▸ **Requirement**
Reproduce the data exactly.
____ Data provided
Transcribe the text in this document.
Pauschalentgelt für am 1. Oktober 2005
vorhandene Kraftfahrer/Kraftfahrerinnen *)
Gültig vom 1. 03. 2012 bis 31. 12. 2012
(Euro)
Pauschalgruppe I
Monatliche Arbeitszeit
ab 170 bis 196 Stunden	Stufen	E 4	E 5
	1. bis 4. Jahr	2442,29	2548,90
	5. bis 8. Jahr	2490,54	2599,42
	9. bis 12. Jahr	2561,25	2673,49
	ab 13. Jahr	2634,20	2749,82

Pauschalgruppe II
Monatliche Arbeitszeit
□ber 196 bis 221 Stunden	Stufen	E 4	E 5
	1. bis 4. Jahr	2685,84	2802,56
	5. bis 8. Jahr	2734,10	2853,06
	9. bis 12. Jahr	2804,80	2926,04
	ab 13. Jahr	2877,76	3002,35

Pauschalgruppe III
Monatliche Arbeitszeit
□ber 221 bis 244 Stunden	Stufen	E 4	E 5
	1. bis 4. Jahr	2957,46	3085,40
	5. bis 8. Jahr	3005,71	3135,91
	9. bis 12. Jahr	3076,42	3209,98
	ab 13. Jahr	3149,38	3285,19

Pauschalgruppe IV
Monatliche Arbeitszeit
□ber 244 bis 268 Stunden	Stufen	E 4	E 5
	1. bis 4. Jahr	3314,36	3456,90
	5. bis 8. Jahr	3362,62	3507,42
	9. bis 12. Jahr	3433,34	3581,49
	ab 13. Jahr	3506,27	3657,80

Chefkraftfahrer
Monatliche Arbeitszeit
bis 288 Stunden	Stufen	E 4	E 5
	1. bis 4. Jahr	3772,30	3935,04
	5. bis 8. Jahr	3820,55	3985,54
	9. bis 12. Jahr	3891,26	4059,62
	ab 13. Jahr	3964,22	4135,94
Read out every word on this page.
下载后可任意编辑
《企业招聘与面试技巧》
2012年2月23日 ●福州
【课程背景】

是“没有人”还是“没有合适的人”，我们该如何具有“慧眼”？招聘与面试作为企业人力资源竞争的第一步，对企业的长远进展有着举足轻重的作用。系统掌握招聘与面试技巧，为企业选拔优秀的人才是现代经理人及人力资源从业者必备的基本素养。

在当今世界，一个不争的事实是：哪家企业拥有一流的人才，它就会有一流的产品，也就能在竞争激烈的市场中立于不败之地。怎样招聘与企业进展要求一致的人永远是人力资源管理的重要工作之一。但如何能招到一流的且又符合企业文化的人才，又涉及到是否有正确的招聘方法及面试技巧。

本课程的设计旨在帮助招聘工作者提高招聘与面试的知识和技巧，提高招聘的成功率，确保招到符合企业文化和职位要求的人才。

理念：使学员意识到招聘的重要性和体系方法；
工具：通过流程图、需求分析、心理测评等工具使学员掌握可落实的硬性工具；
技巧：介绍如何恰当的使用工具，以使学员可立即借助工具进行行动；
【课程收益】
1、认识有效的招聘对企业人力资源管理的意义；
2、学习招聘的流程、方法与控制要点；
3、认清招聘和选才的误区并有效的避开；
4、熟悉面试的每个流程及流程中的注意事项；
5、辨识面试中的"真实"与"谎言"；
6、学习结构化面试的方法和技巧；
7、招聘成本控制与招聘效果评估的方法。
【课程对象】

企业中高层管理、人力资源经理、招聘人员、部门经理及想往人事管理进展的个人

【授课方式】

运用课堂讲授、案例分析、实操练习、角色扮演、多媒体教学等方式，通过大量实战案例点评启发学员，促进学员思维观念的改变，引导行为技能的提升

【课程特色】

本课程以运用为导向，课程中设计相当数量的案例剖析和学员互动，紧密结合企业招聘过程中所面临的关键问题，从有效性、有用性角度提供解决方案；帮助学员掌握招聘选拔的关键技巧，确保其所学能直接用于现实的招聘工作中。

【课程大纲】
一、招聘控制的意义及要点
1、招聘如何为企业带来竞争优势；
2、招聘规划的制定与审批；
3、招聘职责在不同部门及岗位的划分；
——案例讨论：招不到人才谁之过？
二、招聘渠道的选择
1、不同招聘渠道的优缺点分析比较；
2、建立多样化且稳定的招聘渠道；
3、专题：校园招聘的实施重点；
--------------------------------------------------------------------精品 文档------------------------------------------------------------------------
________
▸ **Result for this task**
Transcribe the text in this document.
Pauschalentgelt für am 1. Oktober 2005
vorhandene Kraftfahrer/Kraftfahrerinnen *)
Gültig vom 1. 03. 2012 bis 31. 12. 2012
(Euro)
Pauschalgruppe I
Monatliche Arbeitszeit
ab 170 bis 196 Stunden	Stufen	E 4	E 5
	1. bis 4. Jahr	2442,29	2548,90
	5. bis 8. Jahr	2490,54	2599,42
	9. bis 12. Jahr	2561,25	2673,49
	ab 13. Jahr	2634,20	2749,82

Pauschalgruppe II
Monatliche Arbeitszeit
□ber 196 bis 221 Stunden	Stufen	E 4	E 5
	1. bis 4. Jahr	2685,84	2802,56
	5. bis 8. Jahr	2734,10	2853,06
	9. bis 12. Jahr	2804,80	2926,04
	ab 13. Jahr	2877,76	3002,35

Pauschalgruppe III
Monatliche Arbeitszeit
□ber 221 bis 244 Stunden	Stufen	E 4	E 5
	1. bis 4. Jahr	2957,46	3085,40
	5. bis 8. Jahr	3005,71	3135,91
	9. bis 12. Jahr	3076,42	3209,98
	ab 13. Jahr	3149,38	3285,19

Pauschalgruppe IV
Monatliche Arbeitszeit
□ber 244 bis 268 Stunden	Stufen	E 4	E 5
	1. bis 4. Jahr	3314,36	3456,90
	5. bis 8. Jahr	3362,62	3507,42
	9. bis 12. Jahr	3433,34	3581,49
	ab 13. Jahr	3506,27	3657,80

Chefkraftfahrer
Monatliche Arbeitszeit
bis 288 Stunden	Stufen	E 4	E 5
	1. bis 4. Jahr	3772,30	3935,04
	5. bis 8. Jahr	3820,55	3985,54
	9. bis 12. Jahr	3891,26	4059,62
	ab 13. Jahr	3964,22	4135,94
Read out every word on this page.
下载后可任意编辑
《企业招聘与面试技巧》
2012年2月23日 ●福州
【课程背景】

是“没有人”还是“没有合适的人”，我们该如何具有“慧眼”？招聘与面试作为企业人力资源竞争的第一步，对企业的长远进展有着举足轻重的作用。系统掌握招聘与面试技巧，为企业选拔优秀的人才是现代经理人及人力资源从业者必备的基本素养。

在当今世界，一个不争的事实是：哪家企业拥有一流的人才，它就会有一流的产品，也就能在竞争激烈的市场中立于不败之地。怎样招聘与企业进展要求一致的人永远是人力资源管理的重要工作之一。但如何能招到一流的且又符合企业文化的人才，又涉及到是否有正确的招聘方法及面试技巧。

本课程的设计旨在帮助招聘工作者提高招聘与面试的知识和技巧，提高招聘的成功率，确保招到符合企业文化和职位要求的人才。

理念：使学员意识到招聘的重要性和体系方法；
工具：通过流程图、需求分析、心理测评等工具使学员掌握可落实的硬性工具；
技巧：介绍如何恰当的使用工具，以使学员可立即借助工具进行行动；
【课程收益】
1、认识有效的招聘对企业人力资源管理的意义；
2、学习招聘的流程、方法与控制要点；
3、认清招聘和选才的误区并有效的避开；
4、熟悉面试的每个流程及流程中的注意事项；
5、辨识面试中的"真实"与"谎言"；
6、学习结构化面试的方法和技巧；
7、招聘成本控制与招聘效果评估的方法。
【课程对象】

企业中高层管理、人力资源经理、招聘人员、部门经理及想往人事管理进展的个人

【授课方式】

运用课堂讲授、案例分析、实操练习、角色扮演、多媒体教学等方式，通过大量实战案例点评启发学员，促进学员思维观念的改变，引导行为技能的提升

【课程特色】

本课程以运用为导向，课程中设计相当数量的案例剖析和学员互动，紧密结合企业招聘过程中所面临的关键问题，从有效性、有用性角度提供解决方案；帮助学员掌握招聘选拔的关键技巧，确保其所学能直接用于现实的招聘工作中。

【课程大纲】
一、招聘控制的意义及要点
1、招聘如何为企业带来竞争优势；
2、招聘规划的制定与审批；
3、招聘职责在不同部门及岗位的划分；
——案例讨论：招不到人才谁之过？
二、招聘渠道的选择
1、不同招聘渠道的优缺点分析比较；
2、建立多样化且稳定的招聘渠道；
3、专题：校园招聘的实施重点；
--------------------------------------------------------------------精品 文档------------------------------------------------------------------------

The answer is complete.